- _WHAT THE EXERCISE ASKS_
State only the number of lines that contain the string "Guides".
==== MATERIAL FOR THIS EXERCISE ====
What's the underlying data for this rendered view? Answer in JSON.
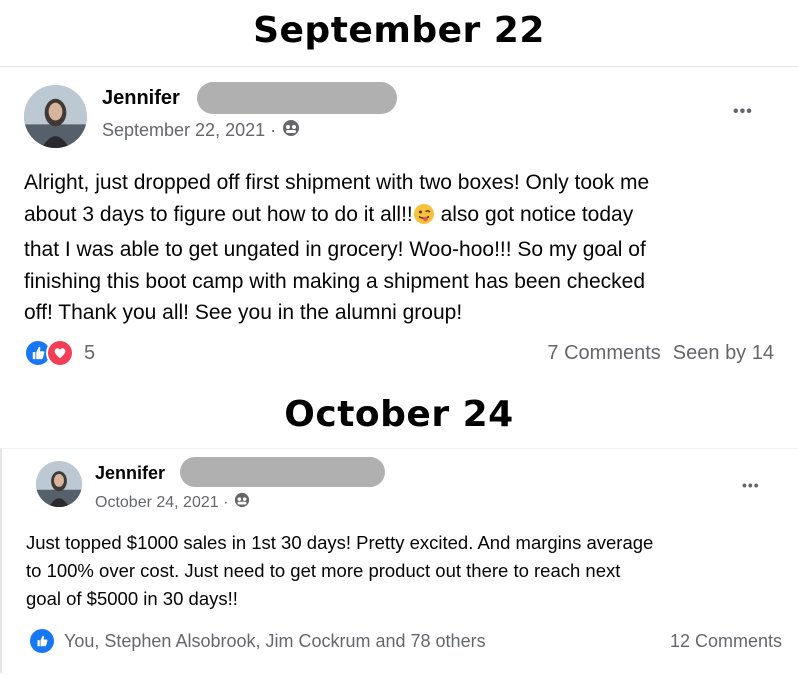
{
  "headings": {
    "first": "September 22",
    "second": "October 24"
  },
  "post1": {
    "author": "Jennifer",
    "date": "September 22, 2021 ·",
    "text_line1": "Alright, just dropped off first shipment with two boxes! Only took me",
    "text_line2a": "about 3 days to figure out how to do it all!!",
    "text_line2b": " also got notice today",
    "text_line3": "that I was able to get ungated in grocery! Woo-hoo!!! So my goal of",
    "text_line4": "finishing this boot camp with making a shipment has been checked",
    "text_line5": "off! Thank you all! See you in the alumni group!",
    "reaction_count": "5",
    "comments": "7 Comments",
    "seen_by": "Seen by 14",
    "more": "•••"
  },
  "post2": {
    "author": "Jennifer",
    "date": "October 24, 2021 ·",
    "text_line1": "Just topped $1000 sales in 1st 30 days! Pretty excited. And margins average",
    "text_line2": "to 100% over cost. Just need to get more product out there to reach next",
    "text_line3": "goal of $5000 in 30 days!!",
    "reactors": "You, Stephen Alsobrook, Jim Cockrum and 78 others",
    "comments": "12 Comments",
    "more": "•••"
  },
  "colors": {
    "like_blue": "#1877f2",
    "love_red": "#f33e58",
    "secondary_text": "#65676b",
    "redaction_gray": "#b0b0b0"
  },
  "icons": {
    "audience": "group-icon",
    "like": "thumbs-up-icon",
    "love": "heart-icon",
    "emoji": "winking-tongue-emoji",
    "more": "more-options-icon"
  }
}
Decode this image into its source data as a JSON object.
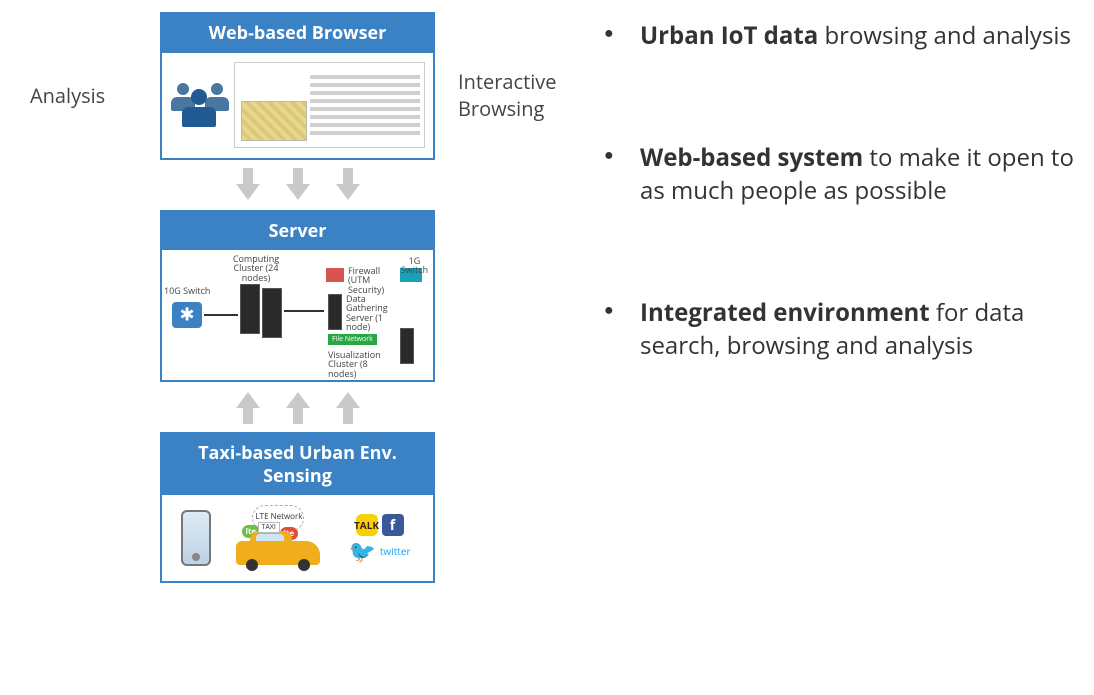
{
  "side_labels": {
    "left": "Analysis",
    "right": "Interactive Browsing"
  },
  "layers": {
    "browser": {
      "title": "Web-based Browser"
    },
    "server": {
      "title": "Server",
      "switch_label": "10G Switch",
      "cluster_label": "Computing Cluster (24 nodes)",
      "firewall_label": "Firewall (UTM Security)",
      "oneg_switch": "1G Switch",
      "datagather_label": "Data Gathering Server (1 node)",
      "filenet_tag": "File Network",
      "viz_label": "Visualization Cluster (8 nodes)"
    },
    "sensing": {
      "title": "Taxi-based Urban Env. Sensing",
      "lte_label": "LTE Network",
      "lte_pill": "lte",
      "taxi_text": "TAXI",
      "kakao": "TALK",
      "fb": "f",
      "tw": "🐦",
      "tw_label": "twitter"
    }
  },
  "bullets": [
    {
      "bold": "Urban IoT data",
      "rest": " browsing and analysis"
    },
    {
      "bold": "Web-based system",
      "rest": " to make it open to as much people as possible"
    },
    {
      "bold": "Integrated environment",
      "rest": " for data search, browsing and analysis"
    }
  ]
}
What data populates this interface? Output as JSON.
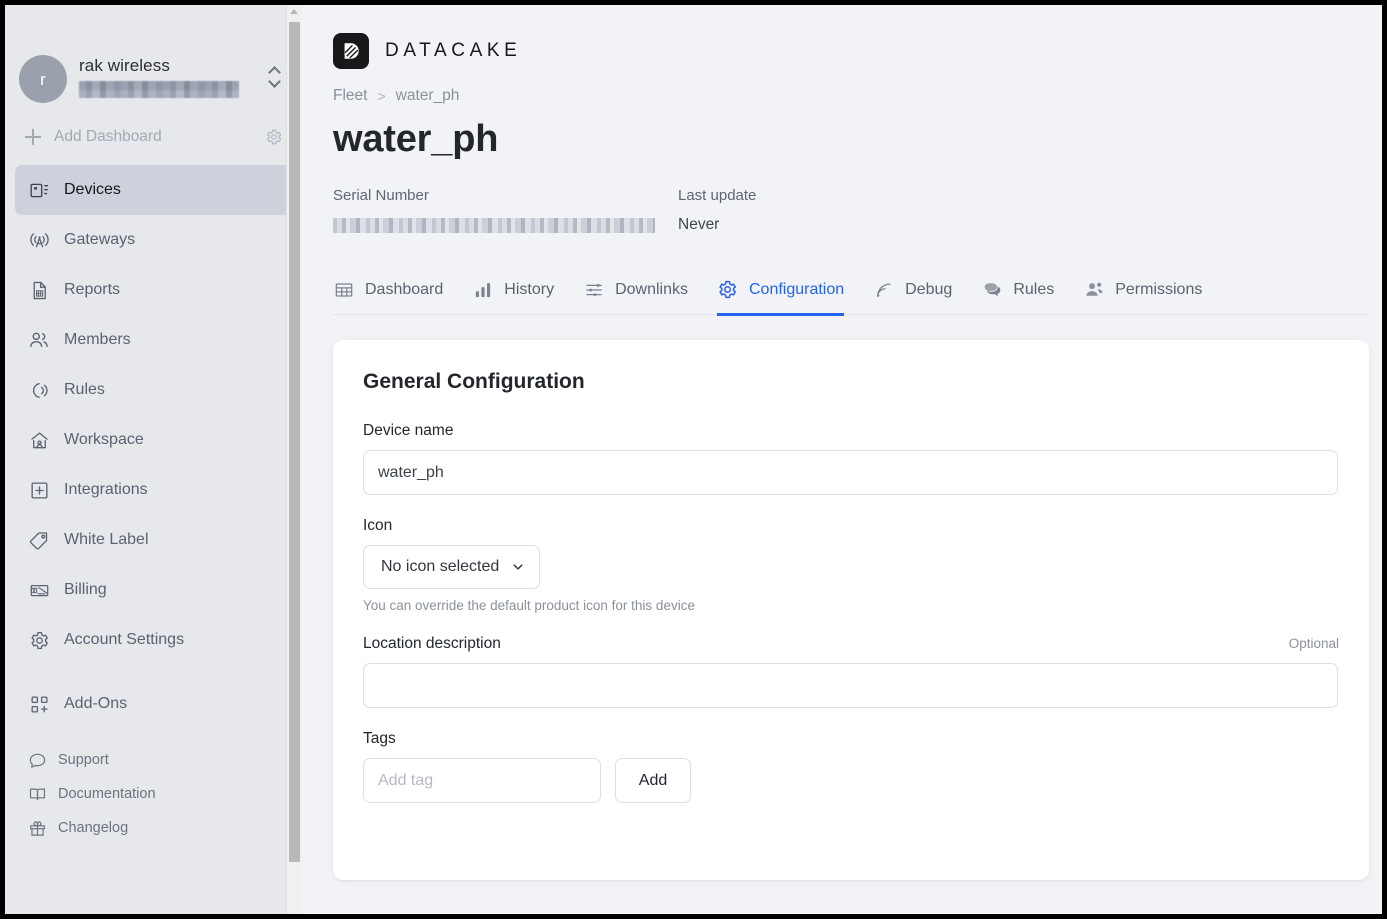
{
  "sidebar": {
    "workspace": {
      "avatar_initial": "r",
      "name": "rak wireless",
      "email_redacted": true
    },
    "add_dashboard": {
      "label": "Add Dashboard",
      "plus_icon": "plus-icon",
      "gear_icon": "gear-icon"
    },
    "nav": [
      {
        "label": "Devices",
        "icon": "devices-icon",
        "active": true
      },
      {
        "label": "Gateways",
        "icon": "antenna-icon",
        "active": false
      },
      {
        "label": "Reports",
        "icon": "document-chart-icon",
        "active": false
      },
      {
        "label": "Members",
        "icon": "users-icon",
        "active": false
      },
      {
        "label": "Rules",
        "icon": "broadcast-icon",
        "active": false
      },
      {
        "label": "Workspace",
        "icon": "home-user-icon",
        "active": false
      },
      {
        "label": "Integrations",
        "icon": "plus-square-icon",
        "active": false
      },
      {
        "label": "White Label",
        "icon": "tag-icon",
        "active": false
      },
      {
        "label": "Billing",
        "icon": "invoice-icon",
        "active": false
      },
      {
        "label": "Account Settings",
        "icon": "gear-icon",
        "active": false
      }
    ],
    "secondary_nav": [
      {
        "label": "Add-Ons",
        "icon": "grid-plus-icon"
      }
    ],
    "footer_nav": [
      {
        "label": "Support",
        "icon": "chat-bubble-icon"
      },
      {
        "label": "Documentation",
        "icon": "book-icon"
      },
      {
        "label": "Changelog",
        "icon": "gift-icon"
      }
    ]
  },
  "header": {
    "brand_name": "DATACAKE",
    "brand_icon": "datacake-logo-icon",
    "breadcrumb": {
      "root": "Fleet",
      "separator": ">",
      "current": "water_ph"
    },
    "page_title": "water_ph",
    "meta": [
      {
        "label": "Serial Number",
        "value": "",
        "redacted": true
      },
      {
        "label": "Last update",
        "value": "Never",
        "redacted": false
      }
    ]
  },
  "tabs": [
    {
      "label": "Dashboard",
      "icon": "table-icon",
      "active": false
    },
    {
      "label": "History",
      "icon": "bar-chart-icon",
      "active": false
    },
    {
      "label": "Downlinks",
      "icon": "sliders-icon",
      "active": false
    },
    {
      "label": "Configuration",
      "icon": "gear-icon",
      "active": true
    },
    {
      "label": "Debug",
      "icon": "signal-icon",
      "active": false
    },
    {
      "label": "Rules",
      "icon": "chat-bubble-icon",
      "active": false
    },
    {
      "label": "Permissions",
      "icon": "users-icon",
      "active": false
    }
  ],
  "config_card": {
    "title": "General Configuration",
    "device_name": {
      "label": "Device name",
      "value": "water_ph"
    },
    "icon_select": {
      "label": "Icon",
      "selected": "No icon selected",
      "chevron_icon": "chevron-down-icon",
      "hint": "You can override the default product icon for this device"
    },
    "location": {
      "label": "Location description",
      "optional_label": "Optional",
      "value": "",
      "placeholder": ""
    },
    "tags": {
      "label": "Tags",
      "placeholder": "Add tag",
      "value": "",
      "add_button": "Add"
    }
  },
  "colors": {
    "accent": "#2563eb",
    "sidebar_bg": "#e6e8ec",
    "page_bg": "#f1f3f6",
    "card_bg": "#ffffff",
    "brand_dark": "#17181a"
  }
}
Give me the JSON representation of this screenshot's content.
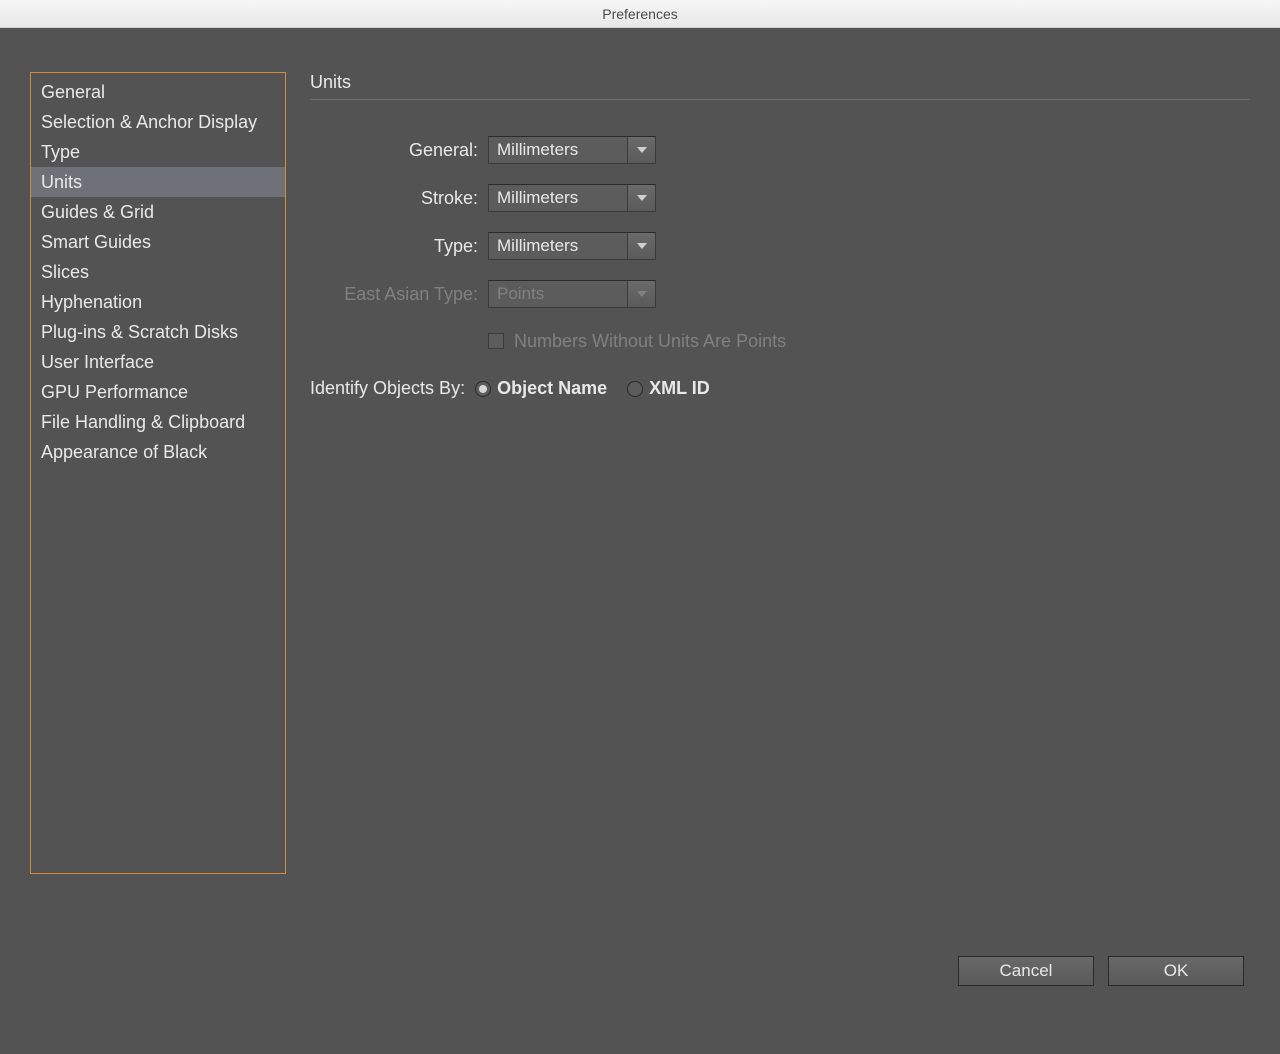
{
  "titlebar": {
    "title": "Preferences"
  },
  "sidebar": {
    "items": [
      {
        "label": "General",
        "selected": false
      },
      {
        "label": "Selection & Anchor Display",
        "selected": false
      },
      {
        "label": "Type",
        "selected": false
      },
      {
        "label": "Units",
        "selected": true
      },
      {
        "label": "Guides & Grid",
        "selected": false
      },
      {
        "label": "Smart Guides",
        "selected": false
      },
      {
        "label": "Slices",
        "selected": false
      },
      {
        "label": "Hyphenation",
        "selected": false
      },
      {
        "label": "Plug-ins & Scratch Disks",
        "selected": false
      },
      {
        "label": "User Interface",
        "selected": false
      },
      {
        "label": "GPU Performance",
        "selected": false
      },
      {
        "label": "File Handling & Clipboard",
        "selected": false
      },
      {
        "label": "Appearance of Black",
        "selected": false
      }
    ]
  },
  "panel": {
    "title": "Units",
    "labels": {
      "general": "General:",
      "stroke": "Stroke:",
      "type": "Type:",
      "east_asian": "East Asian Type:",
      "numbers_without_units": "Numbers Without Units Are Points",
      "identify_by": "Identify Objects By:",
      "object_name": "Object Name",
      "xml_id": "XML ID"
    },
    "values": {
      "general": "Millimeters",
      "stroke": "Millimeters",
      "type": "Millimeters",
      "east_asian": "Points",
      "numbers_without_units_checked": false,
      "identify_by_selected": "object_name"
    }
  },
  "buttons": {
    "cancel": "Cancel",
    "ok": "OK"
  }
}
====
- _THE ANSWER_
2